Return the full listing exactly as it is written.

──────── EXERCISE INPUT

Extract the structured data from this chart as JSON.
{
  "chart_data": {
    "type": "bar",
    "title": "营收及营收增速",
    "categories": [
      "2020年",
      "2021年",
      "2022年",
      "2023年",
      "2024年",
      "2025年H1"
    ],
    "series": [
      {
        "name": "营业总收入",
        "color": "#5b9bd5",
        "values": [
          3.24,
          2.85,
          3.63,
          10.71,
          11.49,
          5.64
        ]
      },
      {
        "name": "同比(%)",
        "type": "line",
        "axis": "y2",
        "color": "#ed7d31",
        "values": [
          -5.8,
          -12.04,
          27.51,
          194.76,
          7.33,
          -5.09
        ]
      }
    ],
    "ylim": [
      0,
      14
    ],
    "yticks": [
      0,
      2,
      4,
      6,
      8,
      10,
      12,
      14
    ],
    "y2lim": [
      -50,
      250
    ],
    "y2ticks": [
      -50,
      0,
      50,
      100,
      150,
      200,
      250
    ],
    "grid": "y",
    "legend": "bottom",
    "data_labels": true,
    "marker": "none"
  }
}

────────────────

_EXPECTED ANSWER_:
Extract the structured data from this chart as JSON.
{
  "chart_data": {
    "type": "bar",
    "title": "营收及营收增速",
    "categories": [
      "2020年",
      "2021年",
      "2022年",
      "2023年",
      "2024年",
      "2025年H1"
    ],
    "series": [
      {
        "name": "营业总收入",
        "color": "#5b9bd5",
        "values": [
          3.24,
          2.85,
          3.63,
          10.71,
          11.49,
          5.64
        ]
      },
      {
        "name": "同比(%)",
        "type": "line",
        "axis": "y2",
        "color": "#ed7d31",
        "values": [
          -5.8,
          -12.04,
          27.51,
          194.76,
          7.33,
          -5.09
        ]
      }
    ],
    "ylim": [
      0,
      14
    ],
    "yticks": [
      0,
      2,
      4,
      6,
      8,
      10,
      12,
      14
    ],
    "y2lim": [
      -50,
      250
    ],
    "y2ticks": [
      -50,
      0,
      50,
      100,
      150,
      200,
      250
    ],
    "grid": "y",
    "legend": "bottom",
    "data_labels": true,
    "marker": "none"
  }
}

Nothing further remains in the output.